• Your objective: Print the data exactly as it is given, please.

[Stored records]
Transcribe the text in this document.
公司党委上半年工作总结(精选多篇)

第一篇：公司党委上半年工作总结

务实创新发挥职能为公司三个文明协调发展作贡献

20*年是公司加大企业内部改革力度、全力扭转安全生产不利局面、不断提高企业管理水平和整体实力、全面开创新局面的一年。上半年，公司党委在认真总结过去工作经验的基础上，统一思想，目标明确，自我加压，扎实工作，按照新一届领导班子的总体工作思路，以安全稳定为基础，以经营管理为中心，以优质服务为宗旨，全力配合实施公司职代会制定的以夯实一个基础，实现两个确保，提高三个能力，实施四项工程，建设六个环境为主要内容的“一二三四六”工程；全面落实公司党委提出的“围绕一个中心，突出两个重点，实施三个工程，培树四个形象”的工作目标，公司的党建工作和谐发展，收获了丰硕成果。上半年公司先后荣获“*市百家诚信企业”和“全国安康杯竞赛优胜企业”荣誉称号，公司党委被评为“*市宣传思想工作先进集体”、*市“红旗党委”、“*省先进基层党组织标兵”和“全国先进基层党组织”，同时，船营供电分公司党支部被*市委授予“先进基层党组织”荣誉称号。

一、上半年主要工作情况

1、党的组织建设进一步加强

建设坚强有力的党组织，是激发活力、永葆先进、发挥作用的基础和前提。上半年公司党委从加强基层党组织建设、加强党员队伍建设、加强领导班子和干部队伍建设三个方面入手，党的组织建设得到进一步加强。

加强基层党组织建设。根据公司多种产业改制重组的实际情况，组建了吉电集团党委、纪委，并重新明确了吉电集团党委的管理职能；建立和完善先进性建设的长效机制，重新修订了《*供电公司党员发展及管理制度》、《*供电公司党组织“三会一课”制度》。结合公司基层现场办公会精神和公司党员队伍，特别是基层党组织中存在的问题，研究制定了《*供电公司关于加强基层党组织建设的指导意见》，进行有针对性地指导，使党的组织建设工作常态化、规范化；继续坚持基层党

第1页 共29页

• Result below:
Transcribe the text in this document.
公司党委上半年工作总结(精选多篇)

第一篇：公司党委上半年工作总结

务实创新发挥职能为公司三个文明协调发展作贡献

20*年是公司加大企业内部改革力度、全力扭转安全生产不利局面、不断提高企业管理水平和整体实力、全面开创新局面的一年。上半年，公司党委在认真总结过去工作经验的基础上，统一思想，目标明确，自我加压，扎实工作，按照新一届领导班子的总体工作思路，以安全稳定为基础，以经营管理为中心，以优质服务为宗旨，全力配合实施公司职代会制定的以夯实一个基础，实现两个确保，提高三个能力，实施四项工程，建设六个环境为主要内容的“一二三四六”工程；全面落实公司党委提出的“围绕一个中心，突出两个重点，实施三个工程，培树四个形象”的工作目标，公司的党建工作和谐发展，收获了丰硕成果。上半年公司先后荣获“*市百家诚信企业”和“全国安康杯竞赛优胜企业”荣誉称号，公司党委被评为“*市宣传思想工作先进集体”、*市“红旗党委”、“*省先进基层党组织标兵”和“全国先进基层党组织”，同时，船营供电分公司党支部被*市委授予“先进基层党组织”荣誉称号。

一、上半年主要工作情况

1、党的组织建设进一步加强

建设坚强有力的党组织，是激发活力、永葆先进、发挥作用的基础和前提。上半年公司党委从加强基层党组织建设、加强党员队伍建设、加强领导班子和干部队伍建设三个方面入手，党的组织建设得到进一步加强。

加强基层党组织建设。根据公司多种产业改制重组的实际情况，组建了吉电集团党委、纪委，并重新明确了吉电集团党委的管理职能；建立和完善先进性建设的长效机制，重新修订了《*供电公司党员发展及管理制度》、《*供电公司党组织“三会一课”制度》。结合公司基层现场办公会精神和公司党员队伍，特别是基层党组织中存在的问题，研究制定了《*供电公司关于加强基层党组织建设的指导意见》，进行有针对性地指导，使党的组织建设工作常态化、规范化；继续坚持基层党

第1页 共29页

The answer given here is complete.